Aim of the task
The listing below should be copied in full, word for word.
* start Data for the task *
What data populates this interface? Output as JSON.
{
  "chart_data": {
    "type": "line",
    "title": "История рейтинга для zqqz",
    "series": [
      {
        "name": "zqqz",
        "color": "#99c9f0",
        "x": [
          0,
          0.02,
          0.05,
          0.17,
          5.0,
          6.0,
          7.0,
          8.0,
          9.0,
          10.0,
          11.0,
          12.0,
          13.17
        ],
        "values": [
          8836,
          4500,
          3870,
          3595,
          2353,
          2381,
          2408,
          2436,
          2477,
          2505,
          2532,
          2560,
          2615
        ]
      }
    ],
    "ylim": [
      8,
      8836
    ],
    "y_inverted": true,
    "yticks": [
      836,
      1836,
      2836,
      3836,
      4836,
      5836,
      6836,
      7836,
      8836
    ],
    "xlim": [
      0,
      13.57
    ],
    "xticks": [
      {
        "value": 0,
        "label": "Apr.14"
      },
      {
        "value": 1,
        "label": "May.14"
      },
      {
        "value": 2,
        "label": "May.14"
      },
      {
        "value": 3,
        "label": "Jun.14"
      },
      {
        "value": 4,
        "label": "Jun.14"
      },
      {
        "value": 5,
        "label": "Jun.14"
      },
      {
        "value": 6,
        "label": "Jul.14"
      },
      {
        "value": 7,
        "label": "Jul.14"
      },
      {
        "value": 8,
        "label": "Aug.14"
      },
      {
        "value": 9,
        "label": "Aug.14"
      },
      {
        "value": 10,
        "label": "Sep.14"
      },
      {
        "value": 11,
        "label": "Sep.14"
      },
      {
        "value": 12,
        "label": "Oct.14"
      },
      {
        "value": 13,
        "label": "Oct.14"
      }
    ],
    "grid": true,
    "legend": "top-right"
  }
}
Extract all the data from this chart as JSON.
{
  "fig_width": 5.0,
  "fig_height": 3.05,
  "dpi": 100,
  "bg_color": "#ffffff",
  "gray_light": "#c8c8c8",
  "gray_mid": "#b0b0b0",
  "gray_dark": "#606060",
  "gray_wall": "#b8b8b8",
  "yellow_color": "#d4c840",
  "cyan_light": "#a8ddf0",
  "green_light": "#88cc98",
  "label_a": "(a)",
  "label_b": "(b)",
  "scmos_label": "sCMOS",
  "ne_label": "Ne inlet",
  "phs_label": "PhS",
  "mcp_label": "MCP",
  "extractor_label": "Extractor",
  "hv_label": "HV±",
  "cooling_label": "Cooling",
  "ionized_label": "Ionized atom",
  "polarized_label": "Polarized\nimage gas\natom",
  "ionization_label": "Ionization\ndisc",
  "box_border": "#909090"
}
* end Data for the task *
Complete output
What data populates this interface? Output as JSON.
{
  "chart_data": {
    "type": "line",
    "title": "История рейтинга для zqqz",
    "series": [
      {
        "name": "zqqz",
        "color": "#99c9f0",
        "x": [
          0,
          0.02,
          0.05,
          0.17,
          5.0,
          6.0,
          7.0,
          8.0,
          9.0,
          10.0,
          11.0,
          12.0,
          13.17
        ],
        "values": [
          8836,
          4500,
          3870,
          3595,
          2353,
          2381,
          2408,
          2436,
          2477,
          2505,
          2532,
          2560,
          2615
        ]
      }
    ],
    "ylim": [
      8,
      8836
    ],
    "y_inverted": true,
    "yticks": [
      836,
      1836,
      2836,
      3836,
      4836,
      5836,
      6836,
      7836,
      8836
    ],
    "xlim": [
      0,
      13.57
    ],
    "xticks": [
      {
        "value": 0,
        "label": "Apr.14"
      },
      {
        "value": 1,
        "label": "May.14"
      },
      {
        "value": 2,
        "label": "May.14"
      },
      {
        "value": 3,
        "label": "Jun.14"
      },
      {
        "value": 4,
        "label": "Jun.14"
      },
      {
        "value": 5,
        "label": "Jun.14"
      },
      {
        "value": 6,
        "label": "Jul.14"
      },
      {
        "value": 7,
        "label": "Jul.14"
      },
      {
        "value": 8,
        "label": "Aug.14"
      },
      {
        "value": 9,
        "label": "Aug.14"
      },
      {
        "value": 10,
        "label": "Sep.14"
      },
      {
        "value": 11,
        "label": "Sep.14"
      },
      {
        "value": 12,
        "label": "Oct.14"
      },
      {
        "value": 13,
        "label": "Oct.14"
      }
    ],
    "grid": true,
    "legend": "top-right"
  }
}
Extract all the data from this chart as JSON.
{
  "fig_width": 5.0,
  "fig_height": 3.05,
  "dpi": 100,
  "bg_color": "#ffffff",
  "gray_light": "#c8c8c8",
  "gray_mid": "#b0b0b0",
  "gray_dark": "#606060",
  "gray_wall": "#b8b8b8",
  "yellow_color": "#d4c840",
  "cyan_light": "#a8ddf0",
  "green_light": "#88cc98",
  "label_a": "(a)",
  "label_b": "(b)",
  "scmos_label": "sCMOS",
  "ne_label": "Ne inlet",
  "phs_label": "PhS",
  "mcp_label": "MCP",
  "extractor_label": "Extractor",
  "hv_label": "HV±",
  "cooling_label": "Cooling",
  "ionized_label": "Ionized atom",
  "polarized_label": "Polarized\nimage gas\natom",
  "ionization_label": "Ionization\ndisc",
  "box_border": "#909090"
}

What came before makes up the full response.